**Task to carry out:** The lines needed are those below that contain the word "extra"; copy each one.

**Records:**
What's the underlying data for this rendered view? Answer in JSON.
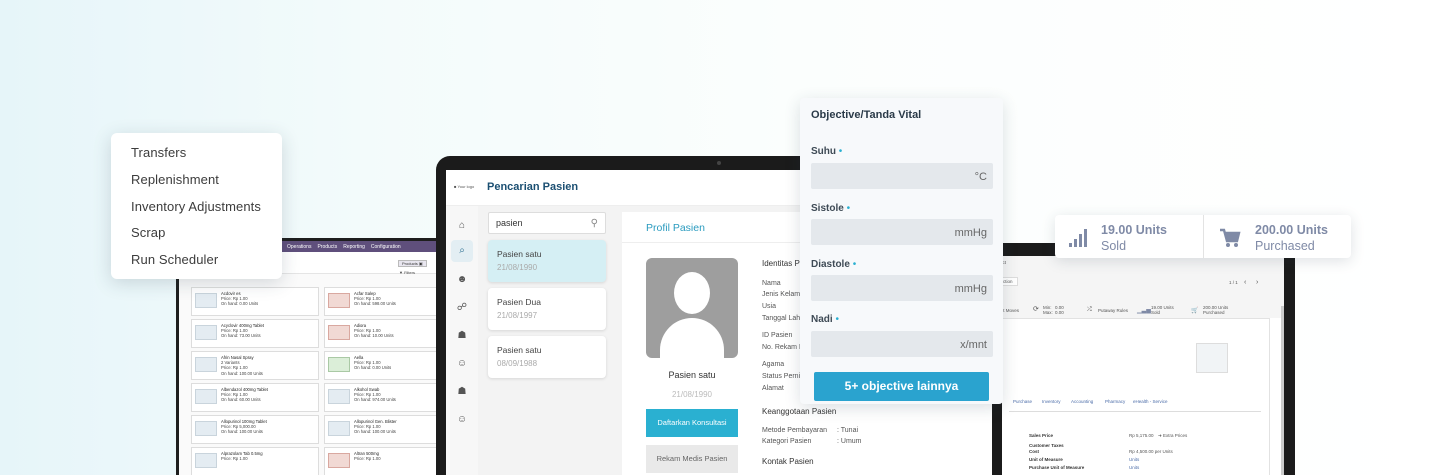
{
  "left_app": {
    "topbar": [
      "Operations",
      "Products",
      "Reporting",
      "Configuration"
    ],
    "toolbar": {
      "filter_chip": "Products ▣",
      "filters": "▼ Filters"
    },
    "products": [
      {
        "name": "Acdovir es",
        "price": "Price: Rp 1.00",
        "onhand": "On hand: 0.00 Units",
        "thumb": "grey"
      },
      {
        "name": "Acfar Salep",
        "price": "Price: Rp 1.00",
        "onhand": "On hand: 598.00 Units",
        "thumb": "red"
      },
      {
        "name": "Acyclovir 400mg Tablet",
        "price": "Price: Rp 1.00",
        "onhand": "On hand: 73.00 Units",
        "thumb": "grey"
      },
      {
        "name": "Adiora",
        "price": "Price: Rp 1.00",
        "onhand": "On hand: 10.00 Units",
        "thumb": "red"
      },
      {
        "name": "Afrin Nasal Spray",
        "price": "2 Variants",
        "onhand": "Price: Rp 1.00",
        "extra": "On hand: 100.00 Units",
        "thumb": "grey"
      },
      {
        "name": "Aella",
        "price": "Price: Rp 1.00",
        "onhand": "On hand: 0.00 Units",
        "thumb": "green"
      },
      {
        "name": "Albendazol 400mg Tablet",
        "price": "Price: Rp 1.00",
        "onhand": "On hand: 60.00 Units",
        "thumb": "grey"
      },
      {
        "name": "Alkohol Swab",
        "price": "Price: Rp 1.00",
        "onhand": "On hand: 974.00 Units",
        "thumb": "grey"
      },
      {
        "name": "Allopurinol 100mg Tablet",
        "price": "Price: Rp 5,000.00",
        "onhand": "On hand: 100.00 Units",
        "thumb": "grey"
      },
      {
        "name": "Allopurinol Gen. Blister",
        "price": "Price: Rp 1.00",
        "onhand": "On hand: 100.00 Units",
        "thumb": "grey"
      },
      {
        "name": "Alprazolam Tab 0.5mg",
        "price": "Price: Rp 1.00",
        "onhand": "",
        "thumb": "grey"
      },
      {
        "name": "Altran 500mg",
        "price": "Price: Rp 1.00",
        "onhand": "",
        "thumb": "red"
      }
    ]
  },
  "menu": {
    "items": [
      "Transfers",
      "Replenishment",
      "Inventory Adjustments",
      "Scrap",
      "Run Scheduler"
    ]
  },
  "center_app": {
    "logo": "■ Your logo",
    "title": "Pencarian Pasien",
    "search_value": "pasien",
    "patients": [
      {
        "name": "Pasien satu",
        "date": "21/08/1990",
        "selected": true
      },
      {
        "name": "Pasien Dua",
        "date": "21/08/1997",
        "selected": false
      },
      {
        "name": "Pasien satu",
        "date": "08/09/1988",
        "selected": false
      }
    ],
    "profile": {
      "title": "Profil Pasien",
      "name": "Pasien satu",
      "date": "21/08/1990",
      "btn_daftar": "Daftarkan Konsultasi",
      "btn_rekam": "Rekam Medis Pasien",
      "identitas_heading": "Identitas Pas",
      "fields": [
        "Nama",
        "Jenis Kelamin",
        "Usia",
        "Tanggal Lahir"
      ],
      "fields2": [
        "ID Pasien",
        "No. Rekam Me"
      ],
      "fields3": [
        "Agama",
        "Status Pernika",
        "Alamat"
      ],
      "keanggotaan_heading": "Keanggotaan Pasien",
      "metode_label": "Metode Pembayaran",
      "metode_value": ": Tunai",
      "kategori_label": "Kategori Pasien",
      "kategori_value": ": Umum",
      "kontak_heading": "Kontak Pasien"
    }
  },
  "vital": {
    "title": "Objective/Tanda Vital",
    "fields": [
      {
        "label": "Suhu",
        "unit": "°C"
      },
      {
        "label": "Sistole",
        "unit": "mmHg"
      },
      {
        "label": "Diastole",
        "unit": "mmHg"
      },
      {
        "label": "Nadi",
        "unit": "x/mnt"
      }
    ],
    "required_mark": "•",
    "more_button": "5+ objective lainnya"
  },
  "stats": {
    "sold_value": "19.00 Units",
    "sold_label": "Sold",
    "purchased_value": "200.00 Units",
    "purchased_label": "Purchased",
    "accent": "#7f8aa6"
  },
  "right_app": {
    "breadcrumb_tail": "uct",
    "edit_btn": "Action",
    "pager": "1 / 1",
    "smart": {
      "moves": "ct Moves",
      "min": "Min:",
      "min_val": "0.00",
      "max": "Max:",
      "max_val": "0.00",
      "putaway": "Putaway Rules",
      "sold_val": "19.00 Units",
      "sold_lbl": "Sold",
      "purch_val": "200.00 Units",
      "purch_lbl": "Purchased"
    },
    "tabs": [
      "Purchase",
      "Inventory",
      "Accounting",
      "Pharmacy",
      "eHealth - Service"
    ],
    "rows": [
      {
        "label": "Sales Price",
        "value": "Rp 5,175.00",
        "extra": "➜ Extra Prices"
      },
      {
        "label": "Customer Taxes",
        "value": ""
      },
      {
        "label": "Cost",
        "value": "Rp 4,500.00 per Units"
      },
      {
        "label": "Unit of Measure",
        "value": "Units"
      },
      {
        "label": "Purchase Unit of Measure",
        "value": "Units"
      }
    ]
  },
  "colors": {
    "primary": "#2ab0d1",
    "header_blue": "#1b4f72",
    "odoo_purple": "#5f4f7c"
  }
}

**Task solution:**
        "extra": "On hand: 100.00 Units",
        "extra": "➜ Extra Prices"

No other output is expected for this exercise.